+++ DATASET RECORDS +++
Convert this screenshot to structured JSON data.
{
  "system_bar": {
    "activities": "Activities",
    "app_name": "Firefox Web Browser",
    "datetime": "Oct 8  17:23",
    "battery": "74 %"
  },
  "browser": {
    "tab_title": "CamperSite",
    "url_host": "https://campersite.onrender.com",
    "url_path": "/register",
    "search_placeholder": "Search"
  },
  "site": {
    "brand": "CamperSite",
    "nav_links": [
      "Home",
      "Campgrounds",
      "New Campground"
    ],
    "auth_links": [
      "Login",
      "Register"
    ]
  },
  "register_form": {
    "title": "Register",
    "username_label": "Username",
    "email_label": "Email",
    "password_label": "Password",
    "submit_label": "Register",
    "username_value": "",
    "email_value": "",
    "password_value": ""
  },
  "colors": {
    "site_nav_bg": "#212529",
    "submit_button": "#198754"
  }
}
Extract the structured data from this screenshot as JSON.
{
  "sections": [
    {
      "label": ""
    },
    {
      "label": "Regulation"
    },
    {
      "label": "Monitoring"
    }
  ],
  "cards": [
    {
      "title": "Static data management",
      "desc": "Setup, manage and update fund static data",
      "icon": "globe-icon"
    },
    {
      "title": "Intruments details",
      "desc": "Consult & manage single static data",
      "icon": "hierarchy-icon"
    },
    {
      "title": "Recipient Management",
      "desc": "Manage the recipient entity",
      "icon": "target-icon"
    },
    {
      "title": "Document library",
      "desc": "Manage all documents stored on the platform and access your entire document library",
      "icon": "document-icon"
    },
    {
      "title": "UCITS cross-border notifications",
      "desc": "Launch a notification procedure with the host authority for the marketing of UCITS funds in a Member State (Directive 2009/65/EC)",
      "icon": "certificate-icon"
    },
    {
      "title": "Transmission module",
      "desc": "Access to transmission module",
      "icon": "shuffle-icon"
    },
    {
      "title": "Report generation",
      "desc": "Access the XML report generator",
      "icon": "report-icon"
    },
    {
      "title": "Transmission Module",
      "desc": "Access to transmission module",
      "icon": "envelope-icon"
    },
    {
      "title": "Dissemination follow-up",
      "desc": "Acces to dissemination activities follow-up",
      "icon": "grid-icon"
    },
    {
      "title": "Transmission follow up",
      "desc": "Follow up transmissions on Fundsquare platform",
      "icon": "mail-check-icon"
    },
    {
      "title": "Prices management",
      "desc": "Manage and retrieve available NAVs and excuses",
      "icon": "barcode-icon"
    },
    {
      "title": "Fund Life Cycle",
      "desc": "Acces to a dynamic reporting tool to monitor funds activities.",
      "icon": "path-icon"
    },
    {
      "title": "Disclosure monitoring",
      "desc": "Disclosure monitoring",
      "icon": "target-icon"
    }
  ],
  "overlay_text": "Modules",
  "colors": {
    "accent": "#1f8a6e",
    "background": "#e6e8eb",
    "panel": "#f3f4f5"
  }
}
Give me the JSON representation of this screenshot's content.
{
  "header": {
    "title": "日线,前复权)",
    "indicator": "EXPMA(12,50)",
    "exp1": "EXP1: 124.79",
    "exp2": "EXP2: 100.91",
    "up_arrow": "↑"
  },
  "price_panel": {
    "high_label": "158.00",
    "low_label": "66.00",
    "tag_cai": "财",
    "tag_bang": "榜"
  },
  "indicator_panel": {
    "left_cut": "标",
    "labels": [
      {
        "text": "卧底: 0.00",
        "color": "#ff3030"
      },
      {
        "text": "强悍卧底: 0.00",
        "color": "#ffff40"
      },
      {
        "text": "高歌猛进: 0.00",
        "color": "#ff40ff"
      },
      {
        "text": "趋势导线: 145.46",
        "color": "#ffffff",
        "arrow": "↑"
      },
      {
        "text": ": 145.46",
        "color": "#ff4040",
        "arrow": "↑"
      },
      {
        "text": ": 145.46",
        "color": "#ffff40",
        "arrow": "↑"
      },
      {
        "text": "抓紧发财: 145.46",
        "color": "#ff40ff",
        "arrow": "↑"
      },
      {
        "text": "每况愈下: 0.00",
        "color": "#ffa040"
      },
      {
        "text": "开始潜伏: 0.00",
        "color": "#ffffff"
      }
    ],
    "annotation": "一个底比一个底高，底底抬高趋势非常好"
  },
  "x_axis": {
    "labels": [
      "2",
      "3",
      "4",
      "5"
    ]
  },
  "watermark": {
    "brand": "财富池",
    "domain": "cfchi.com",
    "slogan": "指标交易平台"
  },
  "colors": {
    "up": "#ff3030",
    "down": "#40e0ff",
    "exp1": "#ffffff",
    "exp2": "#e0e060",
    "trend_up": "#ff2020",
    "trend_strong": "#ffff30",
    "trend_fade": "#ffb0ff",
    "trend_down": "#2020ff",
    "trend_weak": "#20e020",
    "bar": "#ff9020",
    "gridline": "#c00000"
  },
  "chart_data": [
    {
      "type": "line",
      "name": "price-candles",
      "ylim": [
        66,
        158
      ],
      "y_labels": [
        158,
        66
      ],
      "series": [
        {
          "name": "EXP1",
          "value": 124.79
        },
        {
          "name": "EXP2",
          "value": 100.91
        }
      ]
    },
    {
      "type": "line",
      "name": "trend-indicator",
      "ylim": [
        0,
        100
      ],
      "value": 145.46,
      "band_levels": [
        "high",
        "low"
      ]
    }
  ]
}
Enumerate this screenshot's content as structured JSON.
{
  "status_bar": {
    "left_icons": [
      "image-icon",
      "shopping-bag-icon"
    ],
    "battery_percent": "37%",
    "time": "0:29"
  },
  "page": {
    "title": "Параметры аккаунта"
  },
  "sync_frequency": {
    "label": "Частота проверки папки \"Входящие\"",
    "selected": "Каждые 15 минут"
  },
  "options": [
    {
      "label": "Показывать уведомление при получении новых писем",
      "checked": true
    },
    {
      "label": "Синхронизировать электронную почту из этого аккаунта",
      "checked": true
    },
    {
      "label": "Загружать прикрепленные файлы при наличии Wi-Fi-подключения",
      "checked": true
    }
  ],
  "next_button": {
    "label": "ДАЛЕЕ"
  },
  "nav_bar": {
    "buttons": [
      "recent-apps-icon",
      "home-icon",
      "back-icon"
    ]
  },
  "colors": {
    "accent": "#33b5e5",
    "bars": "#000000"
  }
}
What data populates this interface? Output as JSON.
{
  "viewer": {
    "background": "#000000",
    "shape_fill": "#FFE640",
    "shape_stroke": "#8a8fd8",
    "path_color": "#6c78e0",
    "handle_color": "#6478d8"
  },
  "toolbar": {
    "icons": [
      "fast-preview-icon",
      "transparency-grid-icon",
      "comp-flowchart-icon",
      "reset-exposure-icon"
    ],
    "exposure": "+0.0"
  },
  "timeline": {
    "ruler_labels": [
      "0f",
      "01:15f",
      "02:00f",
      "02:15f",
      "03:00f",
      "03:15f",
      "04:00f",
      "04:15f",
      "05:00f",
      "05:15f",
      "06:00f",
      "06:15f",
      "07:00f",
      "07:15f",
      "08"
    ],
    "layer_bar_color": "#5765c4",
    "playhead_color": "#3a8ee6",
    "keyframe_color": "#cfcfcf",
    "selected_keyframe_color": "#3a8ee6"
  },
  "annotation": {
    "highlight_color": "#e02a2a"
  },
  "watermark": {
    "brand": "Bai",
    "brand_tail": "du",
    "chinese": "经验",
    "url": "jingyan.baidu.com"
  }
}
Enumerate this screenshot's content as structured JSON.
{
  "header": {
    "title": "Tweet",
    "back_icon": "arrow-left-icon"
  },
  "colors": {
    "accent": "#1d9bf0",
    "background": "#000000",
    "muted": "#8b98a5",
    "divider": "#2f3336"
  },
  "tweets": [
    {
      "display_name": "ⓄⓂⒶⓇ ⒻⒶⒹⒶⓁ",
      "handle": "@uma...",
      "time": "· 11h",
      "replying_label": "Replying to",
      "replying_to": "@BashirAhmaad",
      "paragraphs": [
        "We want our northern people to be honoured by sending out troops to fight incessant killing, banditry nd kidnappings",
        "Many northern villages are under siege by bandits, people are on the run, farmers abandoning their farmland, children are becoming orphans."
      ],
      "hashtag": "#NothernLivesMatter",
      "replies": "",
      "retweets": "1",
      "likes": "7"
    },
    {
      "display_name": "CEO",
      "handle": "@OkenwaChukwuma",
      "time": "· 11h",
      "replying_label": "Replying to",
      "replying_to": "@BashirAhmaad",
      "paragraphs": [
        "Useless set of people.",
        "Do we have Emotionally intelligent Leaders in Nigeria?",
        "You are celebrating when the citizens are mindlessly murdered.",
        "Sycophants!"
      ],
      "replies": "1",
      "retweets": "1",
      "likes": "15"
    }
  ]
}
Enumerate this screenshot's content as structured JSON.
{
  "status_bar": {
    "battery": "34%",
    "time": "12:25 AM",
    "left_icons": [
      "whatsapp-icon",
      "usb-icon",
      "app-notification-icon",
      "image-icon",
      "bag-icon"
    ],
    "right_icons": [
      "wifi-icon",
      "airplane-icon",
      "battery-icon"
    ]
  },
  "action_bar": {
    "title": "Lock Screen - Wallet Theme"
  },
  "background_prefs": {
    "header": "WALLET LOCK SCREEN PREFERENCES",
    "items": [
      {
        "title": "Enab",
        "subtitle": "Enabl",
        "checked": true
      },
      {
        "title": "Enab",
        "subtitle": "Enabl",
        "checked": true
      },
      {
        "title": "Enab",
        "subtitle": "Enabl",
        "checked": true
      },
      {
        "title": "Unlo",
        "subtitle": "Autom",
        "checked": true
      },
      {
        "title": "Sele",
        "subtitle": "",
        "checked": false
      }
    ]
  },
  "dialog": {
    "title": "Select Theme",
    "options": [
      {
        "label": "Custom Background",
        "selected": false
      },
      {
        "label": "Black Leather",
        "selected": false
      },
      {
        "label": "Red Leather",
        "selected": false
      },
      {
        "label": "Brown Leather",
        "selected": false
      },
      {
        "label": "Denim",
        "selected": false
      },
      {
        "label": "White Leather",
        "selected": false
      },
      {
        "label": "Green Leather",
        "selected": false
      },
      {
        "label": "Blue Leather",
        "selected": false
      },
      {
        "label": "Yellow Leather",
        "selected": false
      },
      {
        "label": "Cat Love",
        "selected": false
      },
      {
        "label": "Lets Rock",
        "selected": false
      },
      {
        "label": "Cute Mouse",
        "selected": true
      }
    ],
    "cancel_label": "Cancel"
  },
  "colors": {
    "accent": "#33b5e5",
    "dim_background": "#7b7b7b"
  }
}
+++
◆ EXERCISE REQUIREMENTS: Determine the number of lines containing "Leather". Write only that number.

◆ EXERCISE RESULT: 7